» EXERCISE
In the entries below, identify every line with the string "color" and copy it.
------ RECORDS FOR THE TASK
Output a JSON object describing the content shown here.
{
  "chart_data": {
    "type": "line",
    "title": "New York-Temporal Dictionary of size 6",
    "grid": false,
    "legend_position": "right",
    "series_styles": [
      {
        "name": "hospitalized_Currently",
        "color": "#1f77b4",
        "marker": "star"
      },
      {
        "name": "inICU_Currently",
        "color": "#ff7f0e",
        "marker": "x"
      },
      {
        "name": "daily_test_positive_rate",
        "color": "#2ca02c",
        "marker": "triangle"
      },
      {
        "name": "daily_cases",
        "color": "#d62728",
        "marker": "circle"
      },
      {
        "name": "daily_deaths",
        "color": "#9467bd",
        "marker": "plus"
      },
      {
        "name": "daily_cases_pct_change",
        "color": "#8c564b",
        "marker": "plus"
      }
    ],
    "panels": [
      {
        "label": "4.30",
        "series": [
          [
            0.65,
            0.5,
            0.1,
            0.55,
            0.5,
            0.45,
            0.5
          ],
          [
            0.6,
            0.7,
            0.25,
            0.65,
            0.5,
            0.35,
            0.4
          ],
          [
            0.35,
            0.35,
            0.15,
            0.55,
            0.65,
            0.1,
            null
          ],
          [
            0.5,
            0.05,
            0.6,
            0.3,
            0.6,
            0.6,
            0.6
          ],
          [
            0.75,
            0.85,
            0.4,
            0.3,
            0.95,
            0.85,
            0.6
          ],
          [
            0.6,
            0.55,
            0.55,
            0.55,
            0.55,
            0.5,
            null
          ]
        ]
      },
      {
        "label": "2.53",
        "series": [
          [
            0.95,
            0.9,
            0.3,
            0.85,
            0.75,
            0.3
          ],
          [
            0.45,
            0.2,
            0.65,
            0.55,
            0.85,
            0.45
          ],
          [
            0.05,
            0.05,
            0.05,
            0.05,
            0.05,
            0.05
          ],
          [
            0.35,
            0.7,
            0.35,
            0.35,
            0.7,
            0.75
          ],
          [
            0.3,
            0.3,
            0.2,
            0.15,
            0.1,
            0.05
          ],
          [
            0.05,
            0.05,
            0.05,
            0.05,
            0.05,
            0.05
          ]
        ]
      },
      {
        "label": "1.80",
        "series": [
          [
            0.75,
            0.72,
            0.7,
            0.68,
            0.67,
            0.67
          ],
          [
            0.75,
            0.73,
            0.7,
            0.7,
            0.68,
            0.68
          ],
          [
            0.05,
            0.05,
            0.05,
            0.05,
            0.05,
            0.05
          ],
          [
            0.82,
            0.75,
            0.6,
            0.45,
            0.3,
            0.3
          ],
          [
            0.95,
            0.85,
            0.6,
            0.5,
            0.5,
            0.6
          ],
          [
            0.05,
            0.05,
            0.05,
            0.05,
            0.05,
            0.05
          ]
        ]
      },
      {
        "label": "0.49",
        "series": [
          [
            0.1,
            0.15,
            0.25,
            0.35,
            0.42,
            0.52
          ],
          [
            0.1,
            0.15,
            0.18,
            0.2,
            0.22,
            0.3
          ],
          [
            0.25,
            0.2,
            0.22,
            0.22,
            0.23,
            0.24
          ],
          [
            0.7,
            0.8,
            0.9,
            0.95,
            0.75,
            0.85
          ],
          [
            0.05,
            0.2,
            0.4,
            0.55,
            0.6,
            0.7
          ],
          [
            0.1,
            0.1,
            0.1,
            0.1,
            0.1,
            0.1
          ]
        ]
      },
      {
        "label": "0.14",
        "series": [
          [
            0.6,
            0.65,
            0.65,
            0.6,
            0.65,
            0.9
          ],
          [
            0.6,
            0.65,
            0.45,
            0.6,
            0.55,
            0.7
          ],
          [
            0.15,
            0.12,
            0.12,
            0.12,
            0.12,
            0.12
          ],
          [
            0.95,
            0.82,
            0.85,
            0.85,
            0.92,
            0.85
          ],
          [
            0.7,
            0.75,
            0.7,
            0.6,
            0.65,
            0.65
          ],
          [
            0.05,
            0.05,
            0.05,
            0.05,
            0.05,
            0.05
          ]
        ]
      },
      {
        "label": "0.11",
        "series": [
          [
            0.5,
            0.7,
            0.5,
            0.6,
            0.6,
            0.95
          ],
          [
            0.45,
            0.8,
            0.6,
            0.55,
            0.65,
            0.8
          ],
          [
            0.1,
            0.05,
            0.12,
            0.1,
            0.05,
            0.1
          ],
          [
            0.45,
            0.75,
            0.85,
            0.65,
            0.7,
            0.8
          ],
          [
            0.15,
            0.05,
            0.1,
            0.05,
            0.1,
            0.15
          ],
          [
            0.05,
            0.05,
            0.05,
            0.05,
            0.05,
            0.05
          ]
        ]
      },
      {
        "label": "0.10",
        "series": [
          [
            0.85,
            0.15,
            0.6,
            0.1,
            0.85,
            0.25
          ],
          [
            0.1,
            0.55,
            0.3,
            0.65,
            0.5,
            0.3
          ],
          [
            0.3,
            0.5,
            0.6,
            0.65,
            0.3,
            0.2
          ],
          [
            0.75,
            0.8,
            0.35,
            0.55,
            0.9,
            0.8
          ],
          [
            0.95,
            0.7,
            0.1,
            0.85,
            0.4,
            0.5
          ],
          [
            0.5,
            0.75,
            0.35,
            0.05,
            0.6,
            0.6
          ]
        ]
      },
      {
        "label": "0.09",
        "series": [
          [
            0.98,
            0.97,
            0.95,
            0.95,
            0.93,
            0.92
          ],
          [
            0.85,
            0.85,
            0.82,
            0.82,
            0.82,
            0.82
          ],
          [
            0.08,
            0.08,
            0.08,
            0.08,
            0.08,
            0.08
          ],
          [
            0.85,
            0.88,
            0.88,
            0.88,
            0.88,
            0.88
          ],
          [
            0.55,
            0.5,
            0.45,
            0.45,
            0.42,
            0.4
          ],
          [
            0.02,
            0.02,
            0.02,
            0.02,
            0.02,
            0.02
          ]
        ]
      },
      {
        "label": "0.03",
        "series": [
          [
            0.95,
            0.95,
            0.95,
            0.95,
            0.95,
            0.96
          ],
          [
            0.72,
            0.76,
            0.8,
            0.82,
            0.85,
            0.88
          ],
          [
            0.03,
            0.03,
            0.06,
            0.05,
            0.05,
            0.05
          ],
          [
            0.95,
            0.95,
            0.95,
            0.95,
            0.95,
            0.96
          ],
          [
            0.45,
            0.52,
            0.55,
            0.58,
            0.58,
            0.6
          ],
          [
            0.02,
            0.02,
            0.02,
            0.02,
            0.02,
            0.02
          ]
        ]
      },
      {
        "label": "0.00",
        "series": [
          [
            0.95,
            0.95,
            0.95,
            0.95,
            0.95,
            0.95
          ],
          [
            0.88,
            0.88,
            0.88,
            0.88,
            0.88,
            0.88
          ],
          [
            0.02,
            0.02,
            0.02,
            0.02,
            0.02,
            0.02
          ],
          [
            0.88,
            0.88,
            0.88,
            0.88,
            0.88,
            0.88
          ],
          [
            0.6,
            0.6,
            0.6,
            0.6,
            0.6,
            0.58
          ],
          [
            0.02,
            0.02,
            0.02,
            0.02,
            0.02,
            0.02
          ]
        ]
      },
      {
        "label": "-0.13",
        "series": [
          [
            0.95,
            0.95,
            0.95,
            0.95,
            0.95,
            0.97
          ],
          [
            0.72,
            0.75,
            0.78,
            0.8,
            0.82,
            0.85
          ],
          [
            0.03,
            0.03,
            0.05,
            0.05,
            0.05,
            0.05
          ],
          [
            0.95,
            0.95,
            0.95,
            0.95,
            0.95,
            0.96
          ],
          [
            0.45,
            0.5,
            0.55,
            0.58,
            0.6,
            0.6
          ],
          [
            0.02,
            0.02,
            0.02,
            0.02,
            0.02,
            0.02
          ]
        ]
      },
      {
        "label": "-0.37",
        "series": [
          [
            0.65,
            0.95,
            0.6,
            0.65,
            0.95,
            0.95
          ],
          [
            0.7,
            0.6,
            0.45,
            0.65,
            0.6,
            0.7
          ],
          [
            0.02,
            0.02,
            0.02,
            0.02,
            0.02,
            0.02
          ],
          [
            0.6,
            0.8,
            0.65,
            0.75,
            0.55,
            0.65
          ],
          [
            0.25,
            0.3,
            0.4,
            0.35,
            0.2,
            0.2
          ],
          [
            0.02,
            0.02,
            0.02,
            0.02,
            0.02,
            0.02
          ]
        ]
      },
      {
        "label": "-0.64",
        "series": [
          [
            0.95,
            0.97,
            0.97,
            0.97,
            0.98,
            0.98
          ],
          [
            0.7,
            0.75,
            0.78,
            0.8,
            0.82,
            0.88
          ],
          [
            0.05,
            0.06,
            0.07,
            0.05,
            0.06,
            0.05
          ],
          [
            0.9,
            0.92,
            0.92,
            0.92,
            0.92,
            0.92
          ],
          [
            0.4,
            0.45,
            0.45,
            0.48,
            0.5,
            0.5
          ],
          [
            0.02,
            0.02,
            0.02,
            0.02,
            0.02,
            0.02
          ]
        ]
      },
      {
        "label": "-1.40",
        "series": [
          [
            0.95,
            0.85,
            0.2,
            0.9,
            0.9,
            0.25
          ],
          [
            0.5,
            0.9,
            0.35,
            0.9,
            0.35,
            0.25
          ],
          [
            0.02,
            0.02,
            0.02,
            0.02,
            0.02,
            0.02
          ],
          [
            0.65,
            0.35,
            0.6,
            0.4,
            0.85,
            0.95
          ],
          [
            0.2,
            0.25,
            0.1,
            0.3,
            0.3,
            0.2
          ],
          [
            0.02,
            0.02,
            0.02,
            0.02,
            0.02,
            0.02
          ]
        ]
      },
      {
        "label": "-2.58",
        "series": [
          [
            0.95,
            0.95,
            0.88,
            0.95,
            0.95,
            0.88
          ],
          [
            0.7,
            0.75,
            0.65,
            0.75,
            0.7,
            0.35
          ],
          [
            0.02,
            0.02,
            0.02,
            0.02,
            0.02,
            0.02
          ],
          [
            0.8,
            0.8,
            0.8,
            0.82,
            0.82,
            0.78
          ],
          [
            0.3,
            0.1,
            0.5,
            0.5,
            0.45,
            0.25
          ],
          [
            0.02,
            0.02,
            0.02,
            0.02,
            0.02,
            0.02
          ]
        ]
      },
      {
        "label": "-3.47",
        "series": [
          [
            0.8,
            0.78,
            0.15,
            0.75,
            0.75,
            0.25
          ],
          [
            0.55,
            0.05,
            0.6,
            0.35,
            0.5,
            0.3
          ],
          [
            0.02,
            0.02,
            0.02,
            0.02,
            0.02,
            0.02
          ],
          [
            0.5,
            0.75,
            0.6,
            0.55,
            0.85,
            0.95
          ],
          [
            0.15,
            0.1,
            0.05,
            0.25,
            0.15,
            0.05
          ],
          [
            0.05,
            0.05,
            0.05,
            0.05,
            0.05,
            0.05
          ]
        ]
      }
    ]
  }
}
------------
» EXERCISE ANSWER
        "color": "#1f77b4",
        "color": "#ff7f0e",
        "color": "#2ca02c",
        "color": "#d62728",
        "color": "#9467bd",
        "color": "#8c564b",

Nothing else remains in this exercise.